Collected data entries:
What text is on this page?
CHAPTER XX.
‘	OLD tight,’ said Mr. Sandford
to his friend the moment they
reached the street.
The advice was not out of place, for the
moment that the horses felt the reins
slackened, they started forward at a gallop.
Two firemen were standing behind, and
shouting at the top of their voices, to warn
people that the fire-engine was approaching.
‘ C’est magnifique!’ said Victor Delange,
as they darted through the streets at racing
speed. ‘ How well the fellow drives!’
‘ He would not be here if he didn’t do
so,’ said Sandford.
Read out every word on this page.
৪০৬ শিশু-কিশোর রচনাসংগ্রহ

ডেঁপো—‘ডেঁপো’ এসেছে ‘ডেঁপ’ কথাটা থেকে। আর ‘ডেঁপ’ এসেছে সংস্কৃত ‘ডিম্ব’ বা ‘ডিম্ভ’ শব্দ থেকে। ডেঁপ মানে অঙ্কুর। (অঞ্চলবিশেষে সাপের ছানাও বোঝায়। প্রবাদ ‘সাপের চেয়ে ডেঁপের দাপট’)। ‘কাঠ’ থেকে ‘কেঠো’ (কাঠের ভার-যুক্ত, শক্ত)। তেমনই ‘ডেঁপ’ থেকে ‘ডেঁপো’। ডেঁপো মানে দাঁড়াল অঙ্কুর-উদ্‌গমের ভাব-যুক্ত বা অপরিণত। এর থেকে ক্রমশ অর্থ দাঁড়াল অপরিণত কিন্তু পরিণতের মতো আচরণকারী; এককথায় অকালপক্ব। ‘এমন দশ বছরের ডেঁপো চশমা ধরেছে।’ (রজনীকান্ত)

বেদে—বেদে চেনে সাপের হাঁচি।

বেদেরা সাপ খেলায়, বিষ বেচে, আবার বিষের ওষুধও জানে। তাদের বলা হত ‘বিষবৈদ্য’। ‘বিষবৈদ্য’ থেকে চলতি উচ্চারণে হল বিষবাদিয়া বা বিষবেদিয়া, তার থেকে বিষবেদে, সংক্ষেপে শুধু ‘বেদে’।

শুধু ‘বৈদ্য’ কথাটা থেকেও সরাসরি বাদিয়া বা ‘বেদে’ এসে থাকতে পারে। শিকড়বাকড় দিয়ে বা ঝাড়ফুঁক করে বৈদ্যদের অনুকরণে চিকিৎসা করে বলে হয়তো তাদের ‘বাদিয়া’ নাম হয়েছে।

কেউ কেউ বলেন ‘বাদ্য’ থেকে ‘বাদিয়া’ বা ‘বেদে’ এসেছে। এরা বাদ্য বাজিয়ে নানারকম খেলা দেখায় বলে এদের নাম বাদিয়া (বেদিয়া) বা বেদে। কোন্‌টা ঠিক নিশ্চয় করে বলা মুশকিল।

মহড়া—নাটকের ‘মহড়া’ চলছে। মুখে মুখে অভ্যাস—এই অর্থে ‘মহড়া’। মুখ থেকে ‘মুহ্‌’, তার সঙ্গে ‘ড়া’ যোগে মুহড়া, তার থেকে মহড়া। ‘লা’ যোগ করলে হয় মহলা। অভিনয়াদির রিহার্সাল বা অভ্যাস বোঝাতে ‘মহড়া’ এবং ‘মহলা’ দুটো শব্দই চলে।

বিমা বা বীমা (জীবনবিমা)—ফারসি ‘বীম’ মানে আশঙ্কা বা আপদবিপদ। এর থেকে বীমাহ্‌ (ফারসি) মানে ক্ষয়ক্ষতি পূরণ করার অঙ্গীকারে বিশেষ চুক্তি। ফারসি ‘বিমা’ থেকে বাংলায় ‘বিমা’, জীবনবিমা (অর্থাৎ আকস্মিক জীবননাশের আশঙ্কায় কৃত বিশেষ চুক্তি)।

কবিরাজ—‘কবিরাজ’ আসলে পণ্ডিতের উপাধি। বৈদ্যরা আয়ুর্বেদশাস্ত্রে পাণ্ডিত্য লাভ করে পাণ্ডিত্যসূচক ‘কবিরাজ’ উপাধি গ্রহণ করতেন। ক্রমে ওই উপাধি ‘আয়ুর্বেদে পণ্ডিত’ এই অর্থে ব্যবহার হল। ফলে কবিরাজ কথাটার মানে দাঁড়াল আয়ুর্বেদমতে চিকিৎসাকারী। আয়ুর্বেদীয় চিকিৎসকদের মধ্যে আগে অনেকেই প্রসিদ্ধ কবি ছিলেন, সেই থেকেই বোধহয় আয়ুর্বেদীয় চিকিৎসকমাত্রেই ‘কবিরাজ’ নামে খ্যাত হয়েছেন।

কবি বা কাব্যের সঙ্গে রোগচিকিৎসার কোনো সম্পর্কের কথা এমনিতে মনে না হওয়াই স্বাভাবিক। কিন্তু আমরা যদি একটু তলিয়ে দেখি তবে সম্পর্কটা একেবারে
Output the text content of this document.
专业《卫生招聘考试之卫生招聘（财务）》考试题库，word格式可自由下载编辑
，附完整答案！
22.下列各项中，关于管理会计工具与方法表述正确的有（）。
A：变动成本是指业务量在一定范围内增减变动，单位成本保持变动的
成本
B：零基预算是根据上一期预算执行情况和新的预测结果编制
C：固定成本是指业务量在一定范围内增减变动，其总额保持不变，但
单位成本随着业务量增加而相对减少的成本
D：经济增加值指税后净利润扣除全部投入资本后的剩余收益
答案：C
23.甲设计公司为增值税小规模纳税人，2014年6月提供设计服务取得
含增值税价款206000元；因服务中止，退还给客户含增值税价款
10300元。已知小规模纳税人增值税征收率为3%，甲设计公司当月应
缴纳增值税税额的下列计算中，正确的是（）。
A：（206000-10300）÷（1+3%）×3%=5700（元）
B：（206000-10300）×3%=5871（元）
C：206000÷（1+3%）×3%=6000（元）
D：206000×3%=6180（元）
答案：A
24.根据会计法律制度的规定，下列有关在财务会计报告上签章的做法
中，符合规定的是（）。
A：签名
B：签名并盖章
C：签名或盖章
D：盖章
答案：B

### Short problem
Identify and copy the lines holding the word "said".

### Solution to this exercise
‘	OLD tight,’ said Mr. Sandford
‘ C’est magnifique!’ said Victor Delange,
so,’ said Sandford.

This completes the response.